Short task:
Starting with the first of the rows below and going on through the line with "square-a2[interactable]: 2♟ bbox=[44, 271, 101, 290]", write those lines out again with "interactable" changed to "clickable" and nothing else altered.

Given entries:
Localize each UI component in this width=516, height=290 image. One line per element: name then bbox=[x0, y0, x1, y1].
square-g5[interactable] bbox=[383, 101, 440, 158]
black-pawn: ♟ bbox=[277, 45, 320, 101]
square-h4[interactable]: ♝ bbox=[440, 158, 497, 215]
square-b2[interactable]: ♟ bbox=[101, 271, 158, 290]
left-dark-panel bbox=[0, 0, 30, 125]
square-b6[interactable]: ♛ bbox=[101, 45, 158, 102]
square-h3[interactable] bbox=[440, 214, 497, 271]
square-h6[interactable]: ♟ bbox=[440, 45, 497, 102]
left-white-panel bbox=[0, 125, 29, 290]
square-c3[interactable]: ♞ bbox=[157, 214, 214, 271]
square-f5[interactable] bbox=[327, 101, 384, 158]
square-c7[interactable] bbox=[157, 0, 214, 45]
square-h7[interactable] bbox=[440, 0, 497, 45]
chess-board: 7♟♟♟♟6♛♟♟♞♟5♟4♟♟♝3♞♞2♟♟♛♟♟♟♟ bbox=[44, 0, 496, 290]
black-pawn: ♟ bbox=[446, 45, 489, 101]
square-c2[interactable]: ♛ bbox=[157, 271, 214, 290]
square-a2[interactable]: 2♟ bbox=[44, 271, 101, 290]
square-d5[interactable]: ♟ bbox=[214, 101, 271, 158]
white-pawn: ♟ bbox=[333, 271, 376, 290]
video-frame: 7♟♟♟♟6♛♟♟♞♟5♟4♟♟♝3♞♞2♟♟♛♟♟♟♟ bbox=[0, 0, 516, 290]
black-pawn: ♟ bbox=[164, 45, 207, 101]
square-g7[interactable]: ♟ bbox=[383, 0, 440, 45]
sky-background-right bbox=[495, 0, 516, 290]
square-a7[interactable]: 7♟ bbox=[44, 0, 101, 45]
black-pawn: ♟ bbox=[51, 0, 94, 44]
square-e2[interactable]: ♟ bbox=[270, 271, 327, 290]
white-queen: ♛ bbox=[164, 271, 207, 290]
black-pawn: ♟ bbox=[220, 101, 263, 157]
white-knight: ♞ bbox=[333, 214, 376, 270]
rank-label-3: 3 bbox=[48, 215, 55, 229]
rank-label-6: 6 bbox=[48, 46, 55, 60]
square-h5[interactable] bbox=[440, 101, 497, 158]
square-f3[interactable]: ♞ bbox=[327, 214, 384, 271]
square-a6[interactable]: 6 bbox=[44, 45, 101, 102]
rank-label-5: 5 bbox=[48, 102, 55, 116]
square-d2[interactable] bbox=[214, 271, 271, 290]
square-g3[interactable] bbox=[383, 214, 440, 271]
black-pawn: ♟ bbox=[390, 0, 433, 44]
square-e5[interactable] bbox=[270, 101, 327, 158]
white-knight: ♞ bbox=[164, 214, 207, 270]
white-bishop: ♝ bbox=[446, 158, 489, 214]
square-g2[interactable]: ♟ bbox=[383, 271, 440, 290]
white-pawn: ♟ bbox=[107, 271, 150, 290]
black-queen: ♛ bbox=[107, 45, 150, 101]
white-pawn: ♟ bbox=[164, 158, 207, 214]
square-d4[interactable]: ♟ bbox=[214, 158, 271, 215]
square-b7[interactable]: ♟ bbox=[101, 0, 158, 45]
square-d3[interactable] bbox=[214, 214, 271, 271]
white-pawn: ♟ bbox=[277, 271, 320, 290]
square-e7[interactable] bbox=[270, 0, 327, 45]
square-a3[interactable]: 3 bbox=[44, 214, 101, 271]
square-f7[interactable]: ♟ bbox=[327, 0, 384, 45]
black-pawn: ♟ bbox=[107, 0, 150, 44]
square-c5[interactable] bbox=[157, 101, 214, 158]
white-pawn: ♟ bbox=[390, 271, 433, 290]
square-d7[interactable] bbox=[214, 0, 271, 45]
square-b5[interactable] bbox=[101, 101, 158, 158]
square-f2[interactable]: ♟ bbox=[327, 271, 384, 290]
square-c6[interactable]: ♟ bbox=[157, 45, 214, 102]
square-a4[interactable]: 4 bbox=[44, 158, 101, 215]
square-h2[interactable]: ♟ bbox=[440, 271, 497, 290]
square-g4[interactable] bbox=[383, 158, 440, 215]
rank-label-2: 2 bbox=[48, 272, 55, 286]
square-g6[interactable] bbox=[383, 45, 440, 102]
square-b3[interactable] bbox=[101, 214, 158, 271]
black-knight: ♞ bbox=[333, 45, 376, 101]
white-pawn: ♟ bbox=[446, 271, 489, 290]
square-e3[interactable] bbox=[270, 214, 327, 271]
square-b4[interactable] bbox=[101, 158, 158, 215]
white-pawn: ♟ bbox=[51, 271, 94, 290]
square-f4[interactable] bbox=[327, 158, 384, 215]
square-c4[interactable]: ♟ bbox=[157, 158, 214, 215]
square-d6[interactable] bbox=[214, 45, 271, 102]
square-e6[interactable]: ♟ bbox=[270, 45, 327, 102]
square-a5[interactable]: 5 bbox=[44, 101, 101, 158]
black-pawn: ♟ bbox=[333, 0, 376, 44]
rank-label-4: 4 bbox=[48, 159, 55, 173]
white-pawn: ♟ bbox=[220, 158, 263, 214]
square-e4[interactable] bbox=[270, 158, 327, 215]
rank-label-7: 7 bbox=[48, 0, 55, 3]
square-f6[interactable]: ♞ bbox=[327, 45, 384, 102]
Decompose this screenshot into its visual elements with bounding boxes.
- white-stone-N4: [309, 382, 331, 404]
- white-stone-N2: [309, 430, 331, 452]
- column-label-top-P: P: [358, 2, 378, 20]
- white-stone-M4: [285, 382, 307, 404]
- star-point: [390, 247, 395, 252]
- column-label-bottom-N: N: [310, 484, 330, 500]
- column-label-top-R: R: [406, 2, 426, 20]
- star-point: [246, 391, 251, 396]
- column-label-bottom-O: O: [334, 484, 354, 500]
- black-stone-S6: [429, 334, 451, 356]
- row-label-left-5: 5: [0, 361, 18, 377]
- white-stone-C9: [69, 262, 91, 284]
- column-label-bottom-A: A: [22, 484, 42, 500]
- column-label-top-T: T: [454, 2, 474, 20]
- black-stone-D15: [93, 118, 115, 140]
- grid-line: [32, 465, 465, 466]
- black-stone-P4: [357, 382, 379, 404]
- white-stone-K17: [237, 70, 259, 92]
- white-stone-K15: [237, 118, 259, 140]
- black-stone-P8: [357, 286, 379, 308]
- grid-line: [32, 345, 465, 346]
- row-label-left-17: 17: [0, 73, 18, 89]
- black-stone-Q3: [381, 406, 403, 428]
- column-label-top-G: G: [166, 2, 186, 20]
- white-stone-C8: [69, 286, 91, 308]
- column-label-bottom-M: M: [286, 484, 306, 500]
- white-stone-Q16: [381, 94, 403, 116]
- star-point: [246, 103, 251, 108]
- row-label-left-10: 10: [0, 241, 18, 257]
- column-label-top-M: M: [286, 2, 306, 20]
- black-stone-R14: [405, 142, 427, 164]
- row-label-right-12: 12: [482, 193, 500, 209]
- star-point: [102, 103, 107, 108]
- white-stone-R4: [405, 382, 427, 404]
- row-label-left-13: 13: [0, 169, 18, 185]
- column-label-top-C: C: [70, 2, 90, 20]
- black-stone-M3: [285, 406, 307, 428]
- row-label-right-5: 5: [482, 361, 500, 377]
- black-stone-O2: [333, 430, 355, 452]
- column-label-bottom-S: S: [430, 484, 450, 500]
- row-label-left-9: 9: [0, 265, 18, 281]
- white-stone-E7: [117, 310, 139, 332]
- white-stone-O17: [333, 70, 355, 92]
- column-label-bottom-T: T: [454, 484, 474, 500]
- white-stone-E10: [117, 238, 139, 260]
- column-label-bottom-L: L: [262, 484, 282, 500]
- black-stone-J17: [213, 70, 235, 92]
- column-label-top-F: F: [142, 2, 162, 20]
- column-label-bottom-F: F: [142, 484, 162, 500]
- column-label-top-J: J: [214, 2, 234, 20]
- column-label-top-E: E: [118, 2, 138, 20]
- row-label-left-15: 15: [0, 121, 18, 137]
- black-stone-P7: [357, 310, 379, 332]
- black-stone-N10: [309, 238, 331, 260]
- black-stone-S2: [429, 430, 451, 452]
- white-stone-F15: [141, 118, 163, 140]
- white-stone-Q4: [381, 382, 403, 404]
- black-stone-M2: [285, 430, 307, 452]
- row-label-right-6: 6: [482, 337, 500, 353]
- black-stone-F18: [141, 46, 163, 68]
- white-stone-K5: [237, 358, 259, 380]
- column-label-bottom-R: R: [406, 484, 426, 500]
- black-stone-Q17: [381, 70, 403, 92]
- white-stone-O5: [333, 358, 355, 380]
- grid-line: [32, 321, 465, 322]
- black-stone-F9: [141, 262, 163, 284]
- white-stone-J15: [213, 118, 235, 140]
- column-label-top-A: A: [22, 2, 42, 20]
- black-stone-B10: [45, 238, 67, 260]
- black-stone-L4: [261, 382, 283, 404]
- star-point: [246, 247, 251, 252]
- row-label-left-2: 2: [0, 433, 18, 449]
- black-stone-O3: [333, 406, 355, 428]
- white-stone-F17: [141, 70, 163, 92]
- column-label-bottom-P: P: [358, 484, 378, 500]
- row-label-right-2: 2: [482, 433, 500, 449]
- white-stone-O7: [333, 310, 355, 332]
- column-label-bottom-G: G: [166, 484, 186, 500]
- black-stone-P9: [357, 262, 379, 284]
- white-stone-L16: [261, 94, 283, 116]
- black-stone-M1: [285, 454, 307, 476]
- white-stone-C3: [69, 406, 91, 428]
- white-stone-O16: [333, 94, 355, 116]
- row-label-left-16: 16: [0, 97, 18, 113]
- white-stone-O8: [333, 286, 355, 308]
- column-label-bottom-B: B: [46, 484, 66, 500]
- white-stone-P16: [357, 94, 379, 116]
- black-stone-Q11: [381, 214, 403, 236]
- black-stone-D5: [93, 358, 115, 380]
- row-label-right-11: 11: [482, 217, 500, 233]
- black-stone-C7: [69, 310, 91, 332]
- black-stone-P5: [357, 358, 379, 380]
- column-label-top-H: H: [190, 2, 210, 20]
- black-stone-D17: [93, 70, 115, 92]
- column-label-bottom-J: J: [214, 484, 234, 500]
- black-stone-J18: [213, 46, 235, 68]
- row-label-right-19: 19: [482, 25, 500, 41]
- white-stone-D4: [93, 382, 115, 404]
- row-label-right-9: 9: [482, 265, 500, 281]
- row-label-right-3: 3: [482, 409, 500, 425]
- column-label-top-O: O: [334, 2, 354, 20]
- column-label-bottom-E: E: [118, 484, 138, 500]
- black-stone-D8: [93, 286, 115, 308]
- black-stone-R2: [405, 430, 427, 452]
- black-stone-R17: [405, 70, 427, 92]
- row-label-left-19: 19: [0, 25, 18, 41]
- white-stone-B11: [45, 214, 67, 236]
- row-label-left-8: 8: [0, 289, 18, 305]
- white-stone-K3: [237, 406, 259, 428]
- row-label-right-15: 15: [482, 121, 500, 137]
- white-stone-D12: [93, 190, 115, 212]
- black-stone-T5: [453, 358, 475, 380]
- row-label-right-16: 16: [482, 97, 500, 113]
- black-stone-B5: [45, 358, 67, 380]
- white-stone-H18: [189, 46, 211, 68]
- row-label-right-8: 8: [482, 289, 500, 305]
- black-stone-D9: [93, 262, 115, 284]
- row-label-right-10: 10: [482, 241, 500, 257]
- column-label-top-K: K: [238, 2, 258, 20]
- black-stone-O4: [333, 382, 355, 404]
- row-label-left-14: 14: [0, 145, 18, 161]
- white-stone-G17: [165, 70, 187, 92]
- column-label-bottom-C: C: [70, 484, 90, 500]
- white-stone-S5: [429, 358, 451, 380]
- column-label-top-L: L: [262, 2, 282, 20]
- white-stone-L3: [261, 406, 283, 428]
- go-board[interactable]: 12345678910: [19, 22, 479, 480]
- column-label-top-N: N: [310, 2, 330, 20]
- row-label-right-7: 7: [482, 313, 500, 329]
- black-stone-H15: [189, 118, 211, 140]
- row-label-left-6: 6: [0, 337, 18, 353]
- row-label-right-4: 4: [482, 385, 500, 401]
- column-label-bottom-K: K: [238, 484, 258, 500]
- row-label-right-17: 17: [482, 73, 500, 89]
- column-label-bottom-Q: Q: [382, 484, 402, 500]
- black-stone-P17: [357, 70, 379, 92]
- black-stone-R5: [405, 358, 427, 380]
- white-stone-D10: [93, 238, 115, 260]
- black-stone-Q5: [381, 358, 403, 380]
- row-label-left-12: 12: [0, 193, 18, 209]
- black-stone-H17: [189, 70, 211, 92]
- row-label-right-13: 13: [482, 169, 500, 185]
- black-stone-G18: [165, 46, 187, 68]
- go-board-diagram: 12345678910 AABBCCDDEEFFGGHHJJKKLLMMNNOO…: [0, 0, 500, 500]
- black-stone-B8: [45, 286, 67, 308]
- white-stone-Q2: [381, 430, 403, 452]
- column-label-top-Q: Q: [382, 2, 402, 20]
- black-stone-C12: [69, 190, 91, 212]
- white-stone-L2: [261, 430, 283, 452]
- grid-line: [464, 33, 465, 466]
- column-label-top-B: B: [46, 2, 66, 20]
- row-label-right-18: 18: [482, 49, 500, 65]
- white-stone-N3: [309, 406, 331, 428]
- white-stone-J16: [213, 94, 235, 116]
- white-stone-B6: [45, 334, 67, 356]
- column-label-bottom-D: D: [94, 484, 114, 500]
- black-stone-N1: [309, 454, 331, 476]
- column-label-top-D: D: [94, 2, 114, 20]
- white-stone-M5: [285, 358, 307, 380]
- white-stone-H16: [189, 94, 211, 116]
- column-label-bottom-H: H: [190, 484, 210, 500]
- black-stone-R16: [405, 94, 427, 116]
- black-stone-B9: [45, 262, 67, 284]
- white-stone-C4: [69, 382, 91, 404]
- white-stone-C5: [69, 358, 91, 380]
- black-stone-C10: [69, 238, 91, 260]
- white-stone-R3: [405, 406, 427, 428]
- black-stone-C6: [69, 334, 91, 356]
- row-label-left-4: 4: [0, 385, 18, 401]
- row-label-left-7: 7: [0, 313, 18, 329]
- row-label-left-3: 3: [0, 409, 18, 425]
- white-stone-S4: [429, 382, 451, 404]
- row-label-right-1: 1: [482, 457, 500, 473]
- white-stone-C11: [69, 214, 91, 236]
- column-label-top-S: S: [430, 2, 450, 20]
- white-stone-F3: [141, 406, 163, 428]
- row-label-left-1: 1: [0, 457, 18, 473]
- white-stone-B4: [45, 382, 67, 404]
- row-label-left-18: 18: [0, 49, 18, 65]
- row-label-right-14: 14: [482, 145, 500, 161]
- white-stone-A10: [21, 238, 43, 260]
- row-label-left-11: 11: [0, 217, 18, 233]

Solution to the problem:
Localize each UI component in this width=516, height=290 image. One line per element: name then bbox=[x0, y0, x1, y1].
square-g5[clickable] bbox=[383, 101, 440, 158]
black-pawn: ♟ bbox=[277, 45, 320, 101]
square-h4[clickable]: ♝ bbox=[440, 158, 497, 215]
square-b2[clickable]: ♟ bbox=[101, 271, 158, 290]
left-dark-panel bbox=[0, 0, 30, 125]
square-b6[clickable]: ♛ bbox=[101, 45, 158, 102]
square-h3[clickable] bbox=[440, 214, 497, 271]
square-h6[clickable]: ♟ bbox=[440, 45, 497, 102]
left-white-panel bbox=[0, 125, 29, 290]
square-c3[clickable]: ♞ bbox=[157, 214, 214, 271]
square-f5[clickable] bbox=[327, 101, 384, 158]
square-c7[clickable] bbox=[157, 0, 214, 45]
square-h7[clickable] bbox=[440, 0, 497, 45]
chess-board: 7♟♟♟♟6♛♟♟♞♟5♟4♟♟♝3♞♞2♟♟♛♟♟♟♟ bbox=[44, 0, 496, 290]
black-pawn: ♟ bbox=[446, 45, 489, 101]
square-c2[clickable]: ♛ bbox=[157, 271, 214, 290]
square-a2[clickable]: 2♟ bbox=[44, 271, 101, 290]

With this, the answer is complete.